Given task
Only lines with the string "rice" matter here; gather them from the material below.

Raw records
————————

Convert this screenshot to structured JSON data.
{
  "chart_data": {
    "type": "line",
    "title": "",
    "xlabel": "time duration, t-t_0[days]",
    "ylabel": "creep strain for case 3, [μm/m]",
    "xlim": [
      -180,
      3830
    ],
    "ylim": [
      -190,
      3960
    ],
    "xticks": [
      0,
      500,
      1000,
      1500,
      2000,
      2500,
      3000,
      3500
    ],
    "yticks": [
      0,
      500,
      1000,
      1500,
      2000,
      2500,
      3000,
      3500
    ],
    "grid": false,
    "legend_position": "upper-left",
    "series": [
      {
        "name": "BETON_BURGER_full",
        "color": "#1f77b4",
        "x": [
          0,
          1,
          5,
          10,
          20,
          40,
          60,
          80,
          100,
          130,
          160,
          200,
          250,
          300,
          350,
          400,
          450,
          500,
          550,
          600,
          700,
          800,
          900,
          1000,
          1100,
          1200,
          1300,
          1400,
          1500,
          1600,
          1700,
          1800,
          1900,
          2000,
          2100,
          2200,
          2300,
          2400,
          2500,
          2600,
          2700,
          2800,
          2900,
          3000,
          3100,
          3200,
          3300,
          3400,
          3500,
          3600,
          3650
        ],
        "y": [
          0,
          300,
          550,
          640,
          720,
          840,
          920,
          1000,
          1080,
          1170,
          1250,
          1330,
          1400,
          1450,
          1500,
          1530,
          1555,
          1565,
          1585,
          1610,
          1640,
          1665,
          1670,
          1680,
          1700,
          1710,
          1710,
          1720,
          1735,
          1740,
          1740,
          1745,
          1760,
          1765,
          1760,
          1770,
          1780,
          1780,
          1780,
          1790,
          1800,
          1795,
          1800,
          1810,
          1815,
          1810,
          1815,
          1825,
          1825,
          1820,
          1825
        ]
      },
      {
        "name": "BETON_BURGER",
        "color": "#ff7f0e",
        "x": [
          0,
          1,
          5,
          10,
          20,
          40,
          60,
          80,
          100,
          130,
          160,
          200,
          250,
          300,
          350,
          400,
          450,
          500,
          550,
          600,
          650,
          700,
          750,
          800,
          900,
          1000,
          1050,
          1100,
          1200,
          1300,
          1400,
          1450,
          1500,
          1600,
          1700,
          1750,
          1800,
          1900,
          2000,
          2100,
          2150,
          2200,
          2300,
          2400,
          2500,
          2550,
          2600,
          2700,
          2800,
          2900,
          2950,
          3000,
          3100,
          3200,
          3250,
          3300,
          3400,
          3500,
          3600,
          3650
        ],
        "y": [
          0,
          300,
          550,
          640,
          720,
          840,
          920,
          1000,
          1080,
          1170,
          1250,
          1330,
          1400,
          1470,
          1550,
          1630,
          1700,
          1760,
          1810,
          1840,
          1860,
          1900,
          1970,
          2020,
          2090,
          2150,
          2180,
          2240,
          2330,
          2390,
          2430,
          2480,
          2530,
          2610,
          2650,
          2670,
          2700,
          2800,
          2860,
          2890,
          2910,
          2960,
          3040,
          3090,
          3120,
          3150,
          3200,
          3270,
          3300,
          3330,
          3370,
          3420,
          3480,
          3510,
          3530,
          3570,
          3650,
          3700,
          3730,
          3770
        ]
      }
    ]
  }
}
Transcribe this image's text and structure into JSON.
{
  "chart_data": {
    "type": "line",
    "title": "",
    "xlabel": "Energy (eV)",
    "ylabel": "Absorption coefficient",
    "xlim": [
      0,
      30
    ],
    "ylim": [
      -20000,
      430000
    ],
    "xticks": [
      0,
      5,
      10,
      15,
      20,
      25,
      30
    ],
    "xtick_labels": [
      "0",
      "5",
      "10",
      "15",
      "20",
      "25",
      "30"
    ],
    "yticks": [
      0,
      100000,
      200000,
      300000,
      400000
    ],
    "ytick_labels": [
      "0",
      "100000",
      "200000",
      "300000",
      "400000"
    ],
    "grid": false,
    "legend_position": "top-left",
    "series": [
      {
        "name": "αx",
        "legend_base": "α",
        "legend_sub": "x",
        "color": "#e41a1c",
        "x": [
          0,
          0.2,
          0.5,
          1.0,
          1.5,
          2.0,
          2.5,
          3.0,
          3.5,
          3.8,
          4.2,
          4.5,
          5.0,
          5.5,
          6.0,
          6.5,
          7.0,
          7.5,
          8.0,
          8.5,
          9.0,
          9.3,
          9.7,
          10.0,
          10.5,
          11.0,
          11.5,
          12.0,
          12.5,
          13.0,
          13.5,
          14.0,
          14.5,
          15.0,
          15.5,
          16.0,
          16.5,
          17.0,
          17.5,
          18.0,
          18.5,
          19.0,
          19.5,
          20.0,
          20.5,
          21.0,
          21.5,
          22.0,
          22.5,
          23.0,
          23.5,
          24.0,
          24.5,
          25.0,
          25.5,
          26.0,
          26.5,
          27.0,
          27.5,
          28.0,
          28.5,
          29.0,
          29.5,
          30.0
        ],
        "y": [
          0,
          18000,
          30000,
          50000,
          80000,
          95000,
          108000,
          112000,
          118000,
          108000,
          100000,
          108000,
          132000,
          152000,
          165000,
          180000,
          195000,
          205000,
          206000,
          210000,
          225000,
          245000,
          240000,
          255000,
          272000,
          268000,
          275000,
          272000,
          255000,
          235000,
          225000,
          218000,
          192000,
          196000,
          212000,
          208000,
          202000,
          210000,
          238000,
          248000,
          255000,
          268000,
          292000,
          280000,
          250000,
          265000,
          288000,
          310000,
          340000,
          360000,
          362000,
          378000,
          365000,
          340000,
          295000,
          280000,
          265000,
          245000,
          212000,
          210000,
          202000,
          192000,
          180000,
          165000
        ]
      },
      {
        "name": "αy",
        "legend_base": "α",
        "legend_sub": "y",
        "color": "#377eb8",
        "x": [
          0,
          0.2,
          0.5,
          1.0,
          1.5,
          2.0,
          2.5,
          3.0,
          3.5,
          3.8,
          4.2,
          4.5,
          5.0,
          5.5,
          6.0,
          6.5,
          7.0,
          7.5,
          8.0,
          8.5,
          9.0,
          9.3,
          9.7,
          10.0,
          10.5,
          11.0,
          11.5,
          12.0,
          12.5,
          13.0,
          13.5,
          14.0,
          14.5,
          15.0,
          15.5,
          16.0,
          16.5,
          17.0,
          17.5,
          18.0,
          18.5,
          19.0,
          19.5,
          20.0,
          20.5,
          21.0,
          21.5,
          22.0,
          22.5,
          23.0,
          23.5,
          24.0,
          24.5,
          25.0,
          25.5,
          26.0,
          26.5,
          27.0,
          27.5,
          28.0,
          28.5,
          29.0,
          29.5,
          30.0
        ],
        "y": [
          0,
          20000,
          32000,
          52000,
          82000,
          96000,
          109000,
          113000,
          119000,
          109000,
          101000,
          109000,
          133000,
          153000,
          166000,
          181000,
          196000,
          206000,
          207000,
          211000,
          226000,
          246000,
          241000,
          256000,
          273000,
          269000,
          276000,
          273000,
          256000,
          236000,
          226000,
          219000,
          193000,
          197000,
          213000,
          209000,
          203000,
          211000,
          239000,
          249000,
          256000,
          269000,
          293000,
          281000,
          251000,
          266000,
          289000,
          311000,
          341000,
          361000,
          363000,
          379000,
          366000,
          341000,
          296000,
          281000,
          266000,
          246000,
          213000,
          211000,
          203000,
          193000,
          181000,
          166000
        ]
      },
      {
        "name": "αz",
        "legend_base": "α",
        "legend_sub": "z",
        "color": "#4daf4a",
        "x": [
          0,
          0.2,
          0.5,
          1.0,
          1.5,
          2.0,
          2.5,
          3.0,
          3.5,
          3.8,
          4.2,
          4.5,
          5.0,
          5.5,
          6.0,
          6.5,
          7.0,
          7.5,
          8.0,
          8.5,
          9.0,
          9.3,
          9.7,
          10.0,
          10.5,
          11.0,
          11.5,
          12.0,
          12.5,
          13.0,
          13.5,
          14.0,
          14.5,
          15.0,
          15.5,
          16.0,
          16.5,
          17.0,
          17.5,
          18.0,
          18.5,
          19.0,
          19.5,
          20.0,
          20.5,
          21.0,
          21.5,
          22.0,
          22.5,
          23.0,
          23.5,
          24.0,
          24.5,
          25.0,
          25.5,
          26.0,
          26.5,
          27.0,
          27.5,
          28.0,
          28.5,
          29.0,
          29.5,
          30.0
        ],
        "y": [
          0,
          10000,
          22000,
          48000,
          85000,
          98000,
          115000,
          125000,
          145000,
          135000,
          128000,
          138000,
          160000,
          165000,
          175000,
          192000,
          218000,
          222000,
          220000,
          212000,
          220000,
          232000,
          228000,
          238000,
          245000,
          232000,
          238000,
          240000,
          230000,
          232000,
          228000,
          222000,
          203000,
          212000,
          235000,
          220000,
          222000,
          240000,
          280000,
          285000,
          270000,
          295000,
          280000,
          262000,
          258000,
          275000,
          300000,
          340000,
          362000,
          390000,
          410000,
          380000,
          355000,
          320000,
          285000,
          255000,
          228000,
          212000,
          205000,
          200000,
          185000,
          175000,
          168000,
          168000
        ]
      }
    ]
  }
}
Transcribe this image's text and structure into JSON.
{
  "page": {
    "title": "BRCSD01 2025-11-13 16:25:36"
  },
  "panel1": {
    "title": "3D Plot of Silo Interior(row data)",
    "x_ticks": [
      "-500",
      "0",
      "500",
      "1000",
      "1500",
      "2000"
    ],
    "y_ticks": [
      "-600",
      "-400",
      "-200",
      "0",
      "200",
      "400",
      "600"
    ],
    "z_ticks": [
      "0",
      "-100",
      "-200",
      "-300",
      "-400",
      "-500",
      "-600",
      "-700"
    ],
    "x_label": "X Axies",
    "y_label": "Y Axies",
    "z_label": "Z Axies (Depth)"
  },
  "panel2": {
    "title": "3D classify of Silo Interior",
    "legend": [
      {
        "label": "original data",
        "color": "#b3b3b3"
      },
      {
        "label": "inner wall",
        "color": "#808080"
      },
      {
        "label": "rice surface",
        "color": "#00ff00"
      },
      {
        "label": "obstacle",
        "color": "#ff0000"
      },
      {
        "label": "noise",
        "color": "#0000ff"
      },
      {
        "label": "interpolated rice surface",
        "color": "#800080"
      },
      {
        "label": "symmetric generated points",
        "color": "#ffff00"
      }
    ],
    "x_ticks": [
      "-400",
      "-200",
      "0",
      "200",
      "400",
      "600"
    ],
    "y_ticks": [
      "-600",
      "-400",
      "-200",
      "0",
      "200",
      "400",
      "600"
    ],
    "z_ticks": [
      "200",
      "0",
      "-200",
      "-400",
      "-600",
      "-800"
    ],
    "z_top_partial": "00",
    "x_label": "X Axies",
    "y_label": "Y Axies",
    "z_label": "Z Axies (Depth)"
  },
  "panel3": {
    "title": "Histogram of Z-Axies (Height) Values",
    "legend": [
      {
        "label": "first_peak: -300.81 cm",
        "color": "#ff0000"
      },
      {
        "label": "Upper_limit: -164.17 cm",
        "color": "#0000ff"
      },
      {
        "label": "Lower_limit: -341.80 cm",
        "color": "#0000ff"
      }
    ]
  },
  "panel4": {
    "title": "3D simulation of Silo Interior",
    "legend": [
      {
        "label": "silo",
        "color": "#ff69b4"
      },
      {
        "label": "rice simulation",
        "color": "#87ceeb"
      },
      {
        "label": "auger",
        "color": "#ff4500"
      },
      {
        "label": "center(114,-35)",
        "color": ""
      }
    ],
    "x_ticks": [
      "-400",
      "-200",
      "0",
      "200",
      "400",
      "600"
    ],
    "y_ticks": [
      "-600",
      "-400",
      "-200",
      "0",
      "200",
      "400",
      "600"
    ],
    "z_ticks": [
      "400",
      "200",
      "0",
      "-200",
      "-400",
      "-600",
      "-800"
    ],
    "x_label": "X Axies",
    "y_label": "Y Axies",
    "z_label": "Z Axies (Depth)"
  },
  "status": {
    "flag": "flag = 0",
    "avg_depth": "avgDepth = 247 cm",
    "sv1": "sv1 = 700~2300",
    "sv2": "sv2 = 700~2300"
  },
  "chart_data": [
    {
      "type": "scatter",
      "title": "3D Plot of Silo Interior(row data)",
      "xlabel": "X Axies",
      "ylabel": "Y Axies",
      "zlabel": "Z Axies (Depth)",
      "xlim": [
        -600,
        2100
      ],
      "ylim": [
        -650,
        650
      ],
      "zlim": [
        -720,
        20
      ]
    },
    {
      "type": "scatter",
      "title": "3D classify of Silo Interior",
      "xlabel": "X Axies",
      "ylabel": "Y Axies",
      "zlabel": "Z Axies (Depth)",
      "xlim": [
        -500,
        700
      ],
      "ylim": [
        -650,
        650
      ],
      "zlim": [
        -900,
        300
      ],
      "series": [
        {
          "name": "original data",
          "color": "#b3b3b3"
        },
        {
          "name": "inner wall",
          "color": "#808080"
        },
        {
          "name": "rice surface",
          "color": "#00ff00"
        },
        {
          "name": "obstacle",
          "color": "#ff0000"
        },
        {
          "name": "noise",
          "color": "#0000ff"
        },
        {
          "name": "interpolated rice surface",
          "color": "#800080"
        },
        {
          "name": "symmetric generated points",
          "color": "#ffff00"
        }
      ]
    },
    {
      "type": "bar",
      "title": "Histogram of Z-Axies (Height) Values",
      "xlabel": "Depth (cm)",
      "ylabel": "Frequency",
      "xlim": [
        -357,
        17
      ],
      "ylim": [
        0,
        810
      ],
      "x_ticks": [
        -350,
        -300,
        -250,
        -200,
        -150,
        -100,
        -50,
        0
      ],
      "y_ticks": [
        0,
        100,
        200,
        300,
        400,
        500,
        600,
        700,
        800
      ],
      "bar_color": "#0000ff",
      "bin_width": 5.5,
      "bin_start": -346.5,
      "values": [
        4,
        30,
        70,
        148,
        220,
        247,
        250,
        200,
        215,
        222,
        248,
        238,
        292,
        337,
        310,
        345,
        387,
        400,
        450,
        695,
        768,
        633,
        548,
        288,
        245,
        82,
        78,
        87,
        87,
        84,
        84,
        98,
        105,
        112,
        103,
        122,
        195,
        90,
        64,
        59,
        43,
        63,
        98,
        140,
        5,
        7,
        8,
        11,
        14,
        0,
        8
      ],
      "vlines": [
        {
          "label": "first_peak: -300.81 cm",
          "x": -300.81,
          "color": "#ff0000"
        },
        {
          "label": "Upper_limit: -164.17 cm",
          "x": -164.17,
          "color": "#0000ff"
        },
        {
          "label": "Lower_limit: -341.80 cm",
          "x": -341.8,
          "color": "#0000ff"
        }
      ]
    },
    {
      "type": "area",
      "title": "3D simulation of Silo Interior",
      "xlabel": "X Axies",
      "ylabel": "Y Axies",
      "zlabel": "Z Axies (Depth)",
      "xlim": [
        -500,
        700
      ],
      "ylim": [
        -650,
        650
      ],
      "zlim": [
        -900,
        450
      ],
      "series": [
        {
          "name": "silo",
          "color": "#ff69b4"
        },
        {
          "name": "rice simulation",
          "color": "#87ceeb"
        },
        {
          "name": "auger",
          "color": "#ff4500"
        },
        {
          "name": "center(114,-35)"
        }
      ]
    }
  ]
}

————————

Output of the exercise
        "label": "rice surface",
        "label": "interpolated rice surface",
        "label": "rice simulation",
          "name": "rice surface",
          "name": "interpolated rice surface",
          "name": "rice simulation",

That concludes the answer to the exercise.